Return only the number of lines in the entries below that hold the word "UpdateTowerLevelDimension".

Data excerpts
=-=-=

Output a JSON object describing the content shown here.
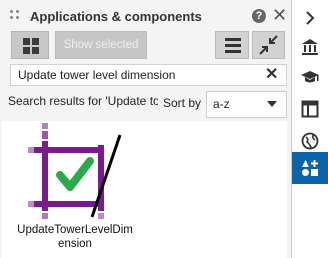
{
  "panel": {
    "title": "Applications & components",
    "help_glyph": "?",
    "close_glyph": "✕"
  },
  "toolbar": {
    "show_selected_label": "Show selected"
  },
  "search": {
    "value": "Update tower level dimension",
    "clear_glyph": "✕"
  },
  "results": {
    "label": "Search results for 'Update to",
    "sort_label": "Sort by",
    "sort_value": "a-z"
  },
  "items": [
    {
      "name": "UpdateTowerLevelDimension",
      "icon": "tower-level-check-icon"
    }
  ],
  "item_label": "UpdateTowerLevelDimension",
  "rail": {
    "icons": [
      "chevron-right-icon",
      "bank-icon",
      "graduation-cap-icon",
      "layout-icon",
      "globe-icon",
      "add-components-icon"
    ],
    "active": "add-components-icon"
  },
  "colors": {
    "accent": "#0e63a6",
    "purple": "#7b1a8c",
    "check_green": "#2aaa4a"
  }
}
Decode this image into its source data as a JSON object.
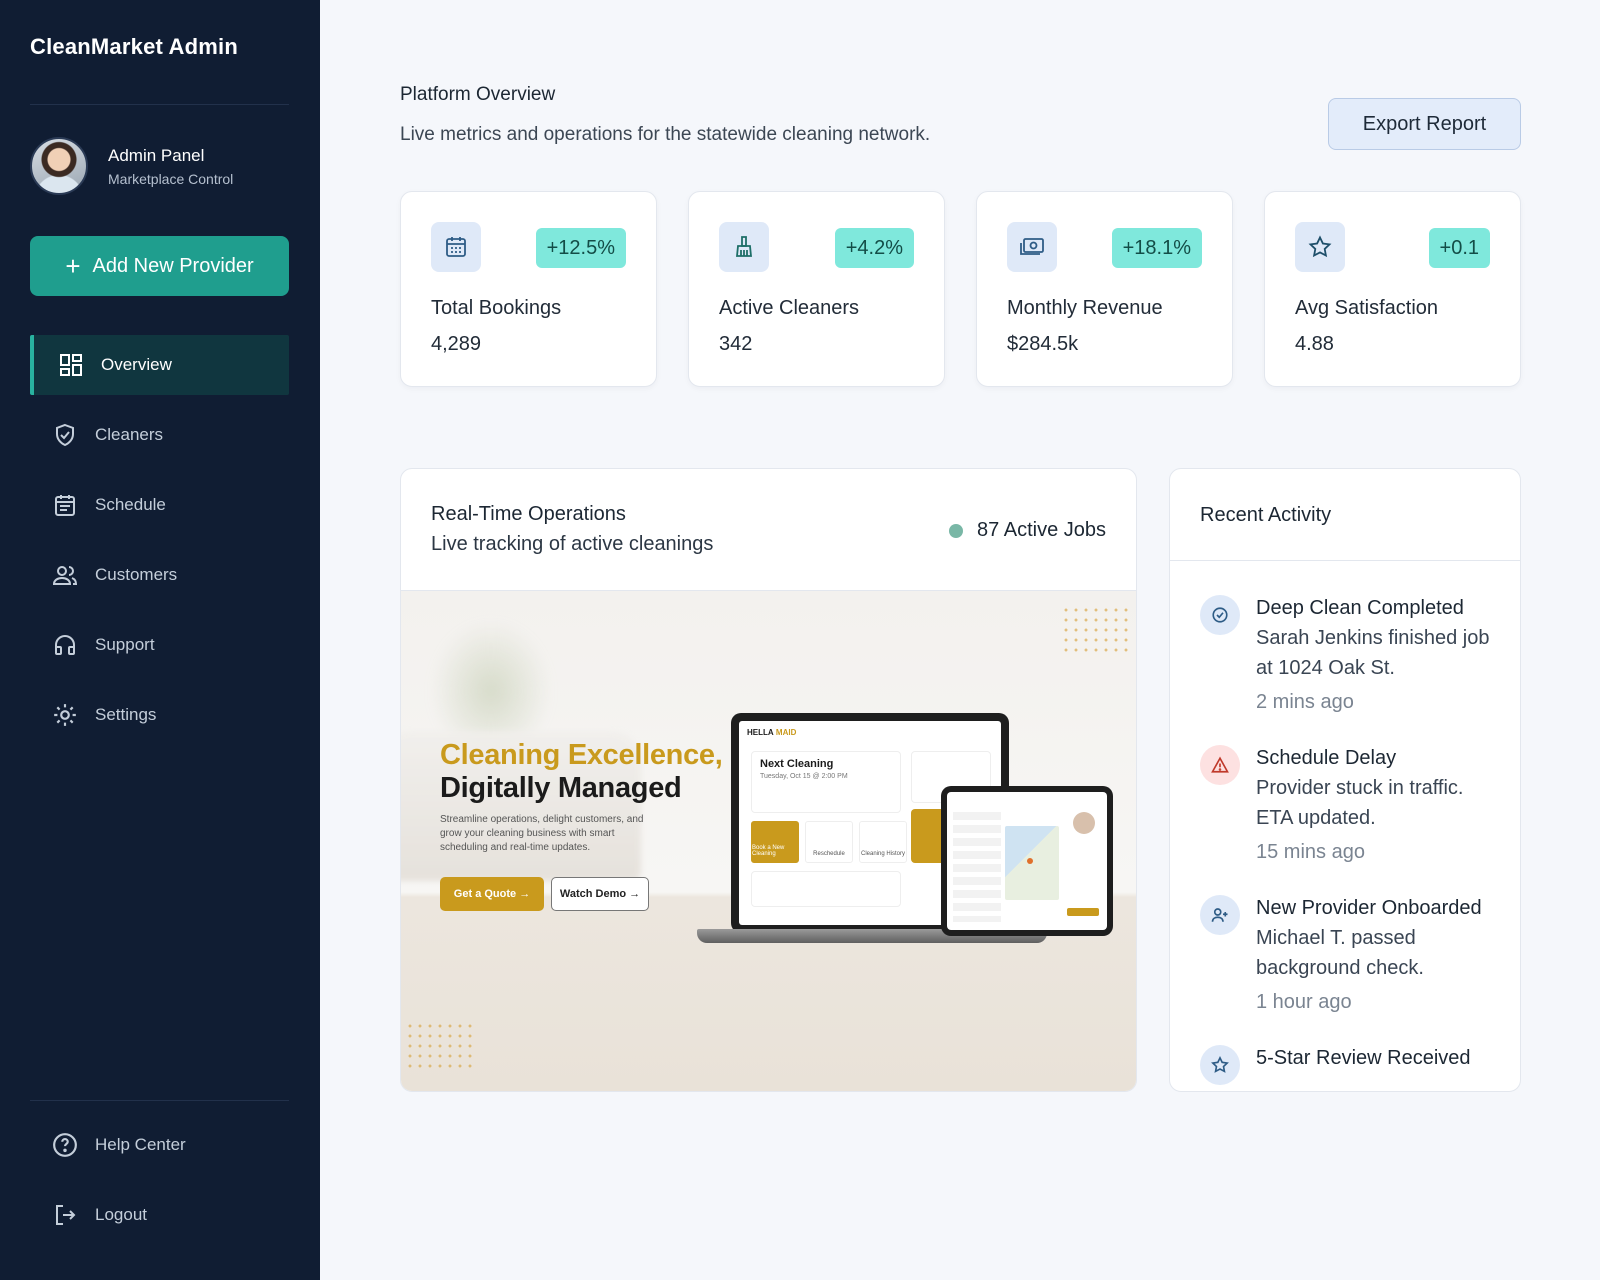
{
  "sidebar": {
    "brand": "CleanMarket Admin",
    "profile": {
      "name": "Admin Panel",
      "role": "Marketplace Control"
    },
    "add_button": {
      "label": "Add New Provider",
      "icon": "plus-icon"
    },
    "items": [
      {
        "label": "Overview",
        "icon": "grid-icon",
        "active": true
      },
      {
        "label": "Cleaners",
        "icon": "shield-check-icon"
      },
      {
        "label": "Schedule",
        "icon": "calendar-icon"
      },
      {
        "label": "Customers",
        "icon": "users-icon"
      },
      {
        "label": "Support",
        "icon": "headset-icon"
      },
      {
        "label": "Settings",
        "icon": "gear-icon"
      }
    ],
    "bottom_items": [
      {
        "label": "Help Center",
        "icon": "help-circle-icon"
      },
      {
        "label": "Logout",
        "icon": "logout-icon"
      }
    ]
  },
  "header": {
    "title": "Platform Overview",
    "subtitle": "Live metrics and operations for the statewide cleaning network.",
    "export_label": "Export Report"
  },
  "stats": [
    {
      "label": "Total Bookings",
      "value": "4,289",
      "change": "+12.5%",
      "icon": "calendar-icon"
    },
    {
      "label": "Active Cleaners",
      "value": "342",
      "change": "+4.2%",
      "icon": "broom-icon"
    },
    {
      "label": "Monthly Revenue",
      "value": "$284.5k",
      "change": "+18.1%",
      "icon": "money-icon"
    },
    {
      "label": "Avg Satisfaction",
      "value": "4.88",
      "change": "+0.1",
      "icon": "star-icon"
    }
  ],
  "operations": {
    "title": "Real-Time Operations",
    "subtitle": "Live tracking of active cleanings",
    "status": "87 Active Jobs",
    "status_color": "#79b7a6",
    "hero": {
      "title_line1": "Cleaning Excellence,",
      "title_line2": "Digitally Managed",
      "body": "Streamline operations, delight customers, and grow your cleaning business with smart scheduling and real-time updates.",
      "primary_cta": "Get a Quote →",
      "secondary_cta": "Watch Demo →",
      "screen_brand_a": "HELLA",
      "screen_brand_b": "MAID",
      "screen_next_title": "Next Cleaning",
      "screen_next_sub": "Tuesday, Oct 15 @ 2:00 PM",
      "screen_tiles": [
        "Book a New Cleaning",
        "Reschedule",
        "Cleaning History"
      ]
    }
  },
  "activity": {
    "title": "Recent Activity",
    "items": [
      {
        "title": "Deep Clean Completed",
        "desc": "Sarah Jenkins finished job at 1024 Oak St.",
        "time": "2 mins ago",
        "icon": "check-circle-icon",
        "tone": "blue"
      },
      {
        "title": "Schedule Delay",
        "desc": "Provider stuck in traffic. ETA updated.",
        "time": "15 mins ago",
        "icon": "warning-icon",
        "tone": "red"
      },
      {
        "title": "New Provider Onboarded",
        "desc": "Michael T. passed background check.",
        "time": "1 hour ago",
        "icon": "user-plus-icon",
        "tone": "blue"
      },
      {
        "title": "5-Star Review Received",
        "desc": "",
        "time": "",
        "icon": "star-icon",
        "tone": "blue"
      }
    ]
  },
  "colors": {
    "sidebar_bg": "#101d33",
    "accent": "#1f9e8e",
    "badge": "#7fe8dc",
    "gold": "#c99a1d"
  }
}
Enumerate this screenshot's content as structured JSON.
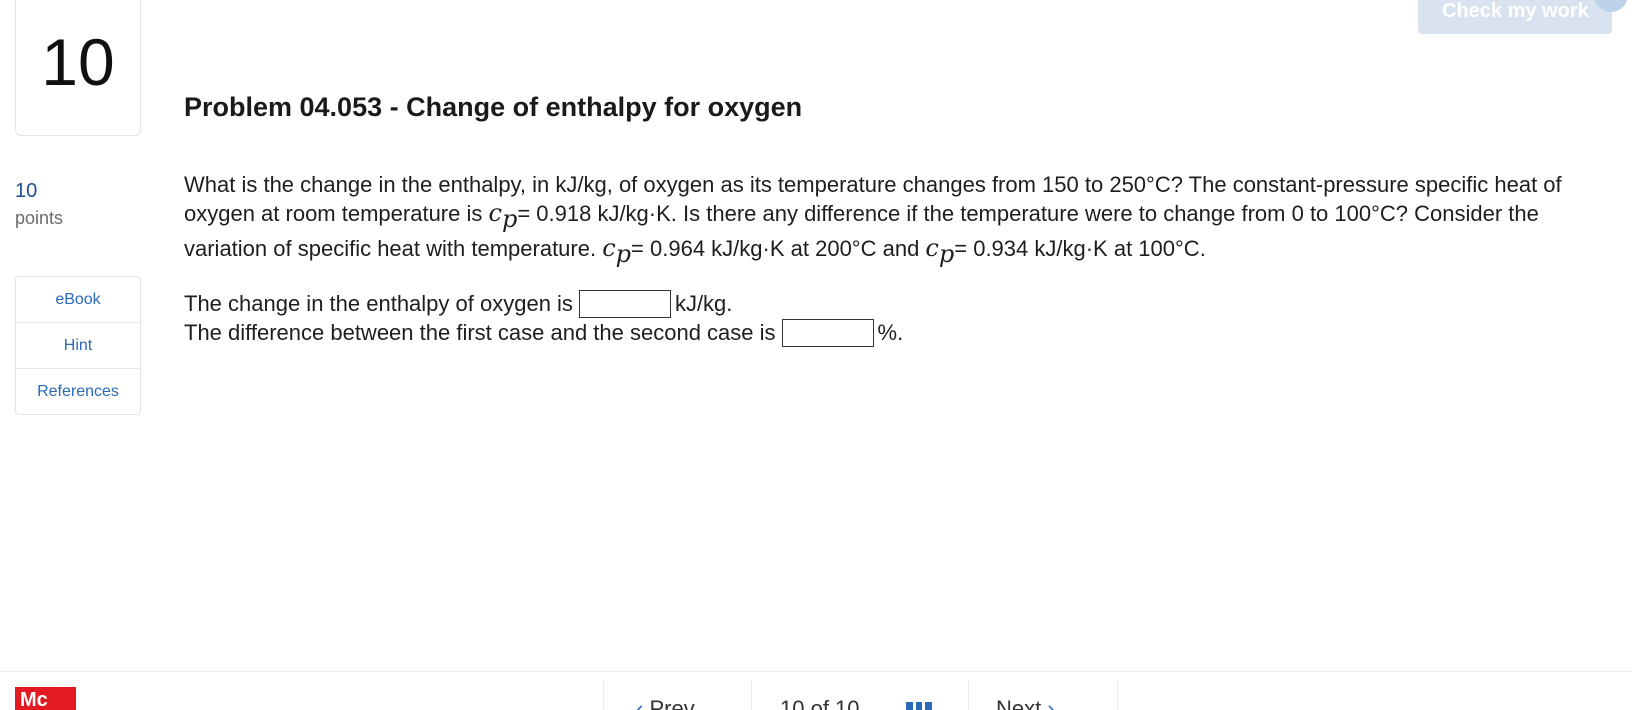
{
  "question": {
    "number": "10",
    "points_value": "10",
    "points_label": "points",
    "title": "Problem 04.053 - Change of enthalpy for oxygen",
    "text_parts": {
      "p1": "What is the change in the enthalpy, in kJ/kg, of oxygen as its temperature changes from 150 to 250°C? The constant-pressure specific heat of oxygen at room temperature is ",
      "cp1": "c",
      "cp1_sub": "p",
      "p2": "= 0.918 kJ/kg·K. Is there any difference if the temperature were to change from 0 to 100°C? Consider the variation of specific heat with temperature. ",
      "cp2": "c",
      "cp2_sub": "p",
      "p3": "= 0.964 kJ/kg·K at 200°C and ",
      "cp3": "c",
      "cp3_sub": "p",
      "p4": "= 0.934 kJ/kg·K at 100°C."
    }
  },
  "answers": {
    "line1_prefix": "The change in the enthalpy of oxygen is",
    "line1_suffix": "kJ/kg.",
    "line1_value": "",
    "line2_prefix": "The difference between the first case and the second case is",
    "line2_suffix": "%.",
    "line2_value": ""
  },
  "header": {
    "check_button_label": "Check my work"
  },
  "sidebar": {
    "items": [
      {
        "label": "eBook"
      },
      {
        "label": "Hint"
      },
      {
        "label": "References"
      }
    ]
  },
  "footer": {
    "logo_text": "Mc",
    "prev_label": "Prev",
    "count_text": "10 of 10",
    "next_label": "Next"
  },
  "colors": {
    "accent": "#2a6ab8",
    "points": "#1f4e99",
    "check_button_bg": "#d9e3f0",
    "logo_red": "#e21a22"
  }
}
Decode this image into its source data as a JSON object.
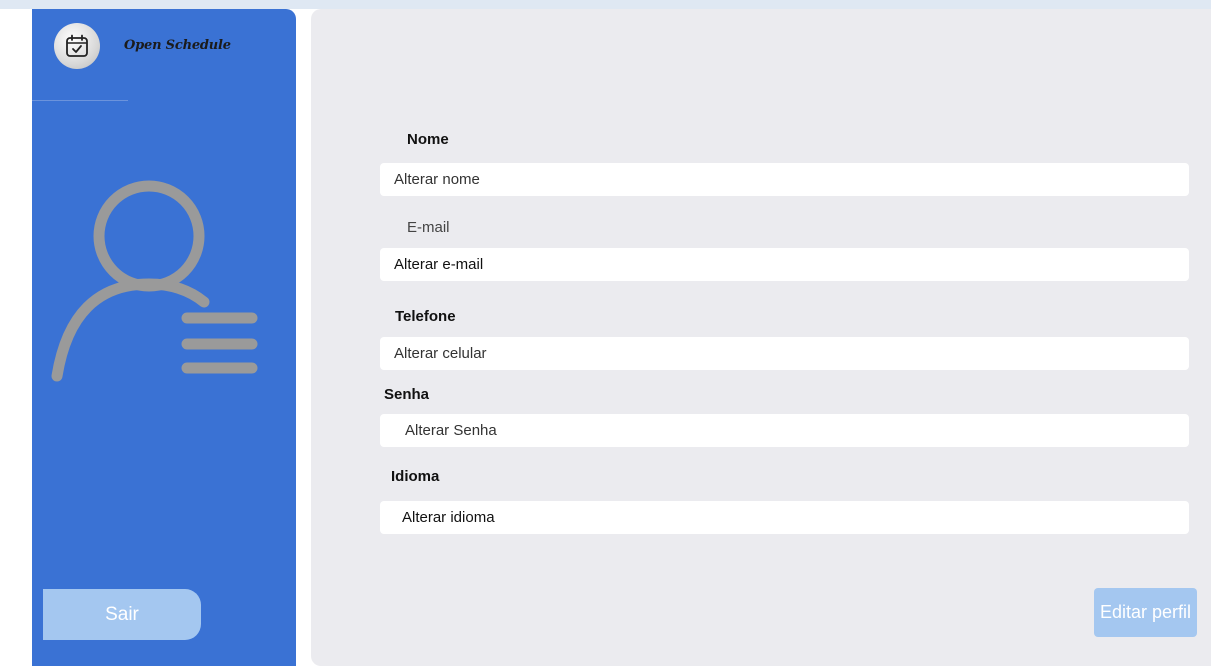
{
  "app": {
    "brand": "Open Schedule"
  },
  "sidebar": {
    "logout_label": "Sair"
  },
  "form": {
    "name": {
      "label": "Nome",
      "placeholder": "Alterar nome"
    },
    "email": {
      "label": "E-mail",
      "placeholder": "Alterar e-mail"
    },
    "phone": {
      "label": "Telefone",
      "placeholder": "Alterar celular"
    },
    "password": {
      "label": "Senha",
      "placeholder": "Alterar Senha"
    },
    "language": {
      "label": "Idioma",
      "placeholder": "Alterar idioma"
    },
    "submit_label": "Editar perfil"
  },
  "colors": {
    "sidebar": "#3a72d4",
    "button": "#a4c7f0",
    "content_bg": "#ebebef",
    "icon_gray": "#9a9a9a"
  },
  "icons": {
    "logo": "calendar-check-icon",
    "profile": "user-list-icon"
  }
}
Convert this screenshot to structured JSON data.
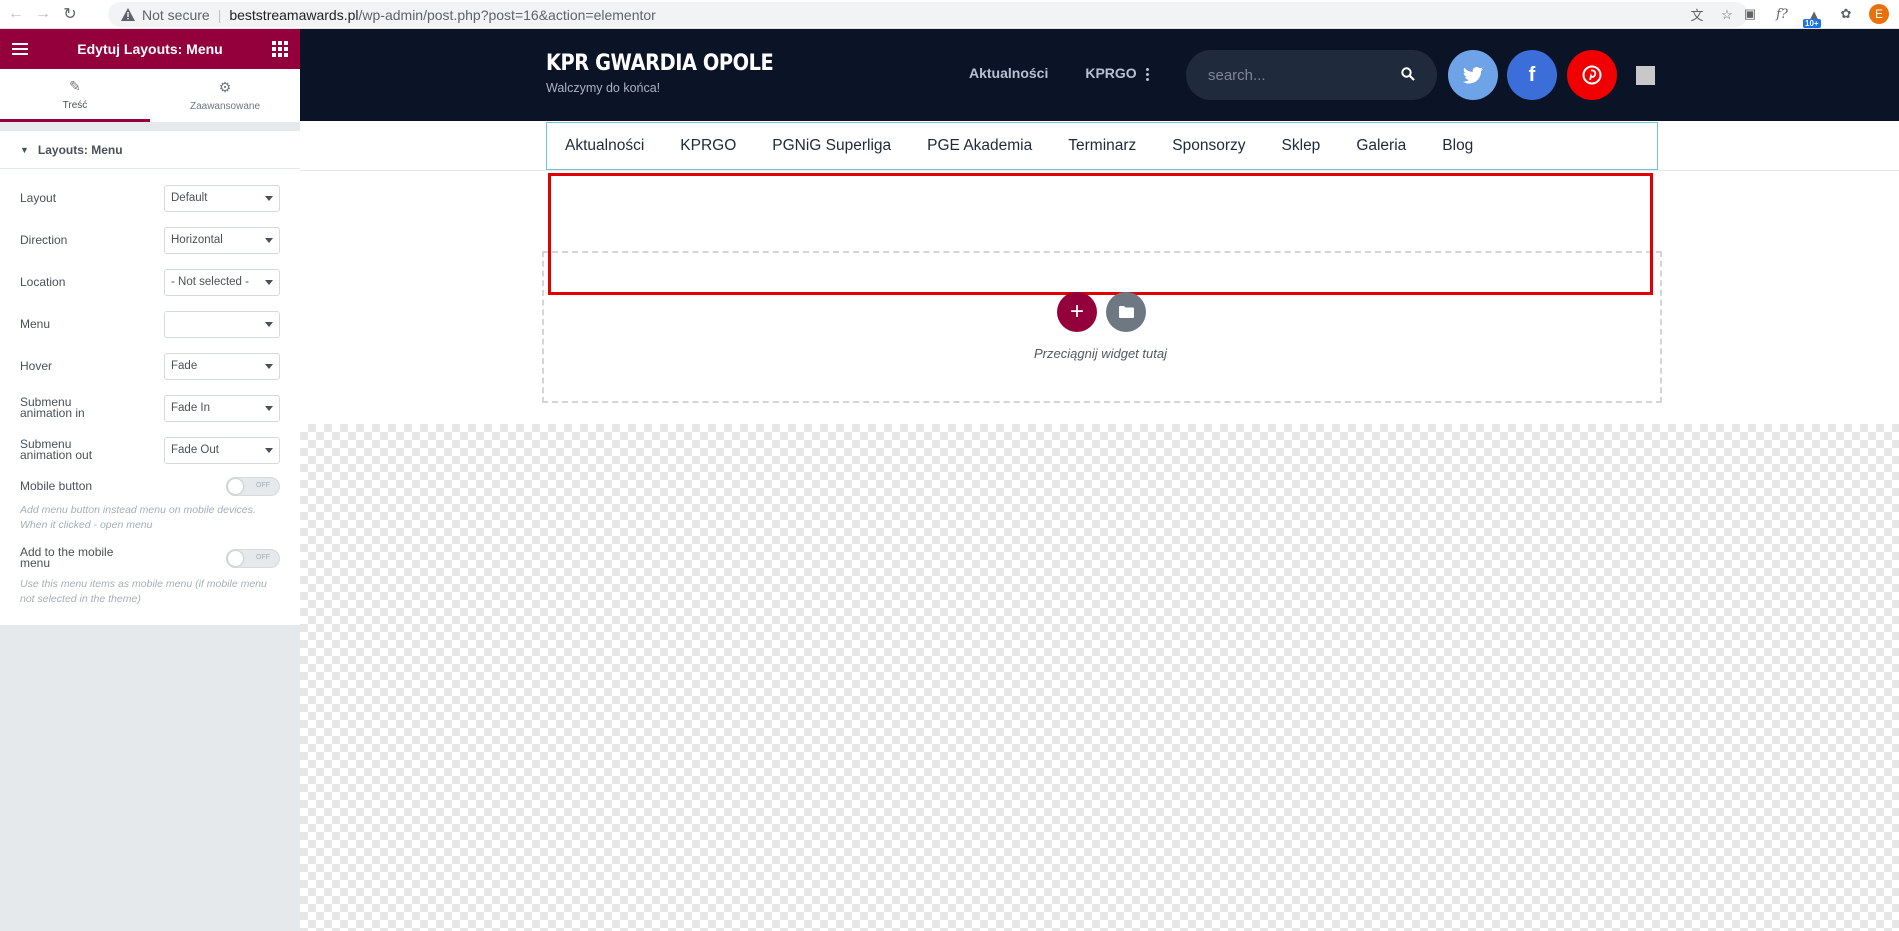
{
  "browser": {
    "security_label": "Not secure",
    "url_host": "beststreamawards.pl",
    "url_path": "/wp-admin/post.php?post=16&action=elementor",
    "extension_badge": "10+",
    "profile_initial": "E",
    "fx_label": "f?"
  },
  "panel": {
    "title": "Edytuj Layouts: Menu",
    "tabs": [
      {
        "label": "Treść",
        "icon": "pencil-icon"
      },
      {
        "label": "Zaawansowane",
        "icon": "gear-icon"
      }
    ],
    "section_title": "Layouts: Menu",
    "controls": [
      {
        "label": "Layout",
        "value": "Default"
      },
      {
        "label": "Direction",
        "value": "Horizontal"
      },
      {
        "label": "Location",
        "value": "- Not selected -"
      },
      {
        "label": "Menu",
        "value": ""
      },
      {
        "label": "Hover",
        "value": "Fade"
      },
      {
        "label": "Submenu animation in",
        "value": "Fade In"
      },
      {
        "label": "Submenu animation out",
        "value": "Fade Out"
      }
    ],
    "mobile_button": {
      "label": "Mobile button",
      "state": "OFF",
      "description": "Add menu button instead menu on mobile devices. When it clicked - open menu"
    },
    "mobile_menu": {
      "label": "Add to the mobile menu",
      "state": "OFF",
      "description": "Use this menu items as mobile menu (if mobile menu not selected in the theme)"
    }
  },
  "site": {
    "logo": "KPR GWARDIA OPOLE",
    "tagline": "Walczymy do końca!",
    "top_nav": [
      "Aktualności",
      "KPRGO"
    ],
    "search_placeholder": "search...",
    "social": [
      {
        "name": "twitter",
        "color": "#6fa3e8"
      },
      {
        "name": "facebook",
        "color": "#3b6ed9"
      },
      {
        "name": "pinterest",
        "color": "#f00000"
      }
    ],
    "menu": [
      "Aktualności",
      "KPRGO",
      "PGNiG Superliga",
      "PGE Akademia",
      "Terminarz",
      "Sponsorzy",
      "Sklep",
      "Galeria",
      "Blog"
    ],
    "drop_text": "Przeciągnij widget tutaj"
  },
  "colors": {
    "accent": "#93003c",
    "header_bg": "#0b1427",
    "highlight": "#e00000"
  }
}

=-=-=

# [The response]
2